- _Exercise directions_:
Locate each line below that includes "means" and reproduce it.

- _Entries_:
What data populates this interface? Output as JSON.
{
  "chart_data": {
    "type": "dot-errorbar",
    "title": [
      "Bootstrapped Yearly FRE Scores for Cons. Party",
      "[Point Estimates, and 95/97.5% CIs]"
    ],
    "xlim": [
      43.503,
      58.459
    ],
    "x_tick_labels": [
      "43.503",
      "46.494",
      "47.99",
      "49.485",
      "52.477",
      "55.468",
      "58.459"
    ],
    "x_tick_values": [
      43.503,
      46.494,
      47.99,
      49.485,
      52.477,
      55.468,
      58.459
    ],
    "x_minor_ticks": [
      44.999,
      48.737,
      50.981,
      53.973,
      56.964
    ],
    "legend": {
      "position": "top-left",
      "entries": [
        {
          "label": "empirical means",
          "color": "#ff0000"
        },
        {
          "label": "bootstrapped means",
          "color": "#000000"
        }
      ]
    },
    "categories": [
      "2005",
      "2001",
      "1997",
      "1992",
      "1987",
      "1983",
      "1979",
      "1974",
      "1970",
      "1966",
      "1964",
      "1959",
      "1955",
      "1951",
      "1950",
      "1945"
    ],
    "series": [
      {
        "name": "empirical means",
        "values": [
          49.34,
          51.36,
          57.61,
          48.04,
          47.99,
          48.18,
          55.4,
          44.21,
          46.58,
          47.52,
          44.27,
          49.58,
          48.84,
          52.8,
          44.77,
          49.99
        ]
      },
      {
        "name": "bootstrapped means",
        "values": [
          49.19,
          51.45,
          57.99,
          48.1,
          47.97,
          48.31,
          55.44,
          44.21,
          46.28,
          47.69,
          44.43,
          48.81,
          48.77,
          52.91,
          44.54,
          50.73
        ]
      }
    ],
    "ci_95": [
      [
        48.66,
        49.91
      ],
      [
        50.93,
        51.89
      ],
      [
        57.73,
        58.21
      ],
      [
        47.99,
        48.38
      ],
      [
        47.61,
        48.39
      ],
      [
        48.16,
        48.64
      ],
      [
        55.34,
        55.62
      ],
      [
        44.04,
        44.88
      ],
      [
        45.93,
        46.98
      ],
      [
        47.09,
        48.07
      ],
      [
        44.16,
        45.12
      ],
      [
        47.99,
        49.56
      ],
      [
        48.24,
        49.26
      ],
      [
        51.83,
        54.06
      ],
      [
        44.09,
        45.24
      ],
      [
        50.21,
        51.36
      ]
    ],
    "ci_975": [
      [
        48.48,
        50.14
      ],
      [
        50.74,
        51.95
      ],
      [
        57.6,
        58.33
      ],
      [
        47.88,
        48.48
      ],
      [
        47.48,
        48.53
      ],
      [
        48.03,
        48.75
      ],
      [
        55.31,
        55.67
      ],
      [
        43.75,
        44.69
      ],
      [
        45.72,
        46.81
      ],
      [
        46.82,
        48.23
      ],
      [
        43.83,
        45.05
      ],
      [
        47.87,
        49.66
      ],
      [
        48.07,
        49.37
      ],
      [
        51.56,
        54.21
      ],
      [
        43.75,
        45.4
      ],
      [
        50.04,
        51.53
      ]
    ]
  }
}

- _Solution for this problem_:
          "label": "empirical means",
          "label": "bootstrapped means",
        "name": "empirical means",
        "name": "bootstrapped means",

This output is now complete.